— start of DATA PROVIDED —

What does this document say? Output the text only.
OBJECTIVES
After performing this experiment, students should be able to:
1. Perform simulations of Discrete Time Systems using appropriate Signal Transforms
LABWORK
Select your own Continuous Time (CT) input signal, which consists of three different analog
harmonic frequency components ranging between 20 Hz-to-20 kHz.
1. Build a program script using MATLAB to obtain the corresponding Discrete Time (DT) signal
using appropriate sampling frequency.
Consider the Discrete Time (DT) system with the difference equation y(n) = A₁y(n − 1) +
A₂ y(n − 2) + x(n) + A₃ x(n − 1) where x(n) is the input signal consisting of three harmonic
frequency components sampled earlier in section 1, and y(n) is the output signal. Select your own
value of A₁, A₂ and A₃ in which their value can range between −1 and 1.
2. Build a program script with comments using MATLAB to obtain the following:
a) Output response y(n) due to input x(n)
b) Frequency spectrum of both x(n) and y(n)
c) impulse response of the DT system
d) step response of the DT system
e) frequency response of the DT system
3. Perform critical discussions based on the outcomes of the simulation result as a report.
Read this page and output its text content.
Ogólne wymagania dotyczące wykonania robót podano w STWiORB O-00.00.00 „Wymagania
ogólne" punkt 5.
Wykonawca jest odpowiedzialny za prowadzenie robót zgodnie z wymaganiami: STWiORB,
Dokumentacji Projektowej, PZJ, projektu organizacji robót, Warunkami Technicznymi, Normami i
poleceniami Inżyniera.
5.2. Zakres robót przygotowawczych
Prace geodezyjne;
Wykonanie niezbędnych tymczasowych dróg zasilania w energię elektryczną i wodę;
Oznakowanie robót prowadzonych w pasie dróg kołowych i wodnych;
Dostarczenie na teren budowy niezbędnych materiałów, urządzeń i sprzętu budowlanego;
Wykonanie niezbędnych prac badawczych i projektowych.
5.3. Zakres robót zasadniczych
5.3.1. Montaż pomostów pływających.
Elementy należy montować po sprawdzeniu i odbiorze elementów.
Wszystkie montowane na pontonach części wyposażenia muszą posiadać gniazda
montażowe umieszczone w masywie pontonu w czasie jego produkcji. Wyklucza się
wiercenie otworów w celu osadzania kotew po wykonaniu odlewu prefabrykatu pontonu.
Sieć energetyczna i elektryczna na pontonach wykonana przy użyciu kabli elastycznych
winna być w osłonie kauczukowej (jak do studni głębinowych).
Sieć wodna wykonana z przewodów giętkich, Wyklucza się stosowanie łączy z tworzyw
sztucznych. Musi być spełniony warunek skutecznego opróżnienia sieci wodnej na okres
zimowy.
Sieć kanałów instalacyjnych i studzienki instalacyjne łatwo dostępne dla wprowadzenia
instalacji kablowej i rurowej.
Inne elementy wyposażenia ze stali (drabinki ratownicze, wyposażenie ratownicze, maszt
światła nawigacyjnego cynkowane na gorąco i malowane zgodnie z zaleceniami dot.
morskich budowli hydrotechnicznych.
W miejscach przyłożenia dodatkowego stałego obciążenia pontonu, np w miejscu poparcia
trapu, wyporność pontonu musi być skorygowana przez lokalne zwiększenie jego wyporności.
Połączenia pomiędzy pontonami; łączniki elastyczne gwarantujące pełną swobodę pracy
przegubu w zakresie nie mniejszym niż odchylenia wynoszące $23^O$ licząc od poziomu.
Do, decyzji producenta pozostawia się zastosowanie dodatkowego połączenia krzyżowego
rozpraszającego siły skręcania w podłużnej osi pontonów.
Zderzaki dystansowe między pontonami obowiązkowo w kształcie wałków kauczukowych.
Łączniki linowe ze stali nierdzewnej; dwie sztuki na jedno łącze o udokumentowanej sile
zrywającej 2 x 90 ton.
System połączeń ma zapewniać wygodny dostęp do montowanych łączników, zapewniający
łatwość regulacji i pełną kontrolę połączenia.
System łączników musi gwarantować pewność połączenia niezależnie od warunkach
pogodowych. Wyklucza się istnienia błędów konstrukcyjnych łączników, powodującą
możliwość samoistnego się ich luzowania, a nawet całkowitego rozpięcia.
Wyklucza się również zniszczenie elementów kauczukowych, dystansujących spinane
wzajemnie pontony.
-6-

— end of DATA PROVIDED —

Make a copy of each line that contains the string "with".

Consider the Discrete Time (DT) system with the difference equation y(n) = A₁y(n − 1) +
2. Build a program script with comments using MATLAB to obtain the following:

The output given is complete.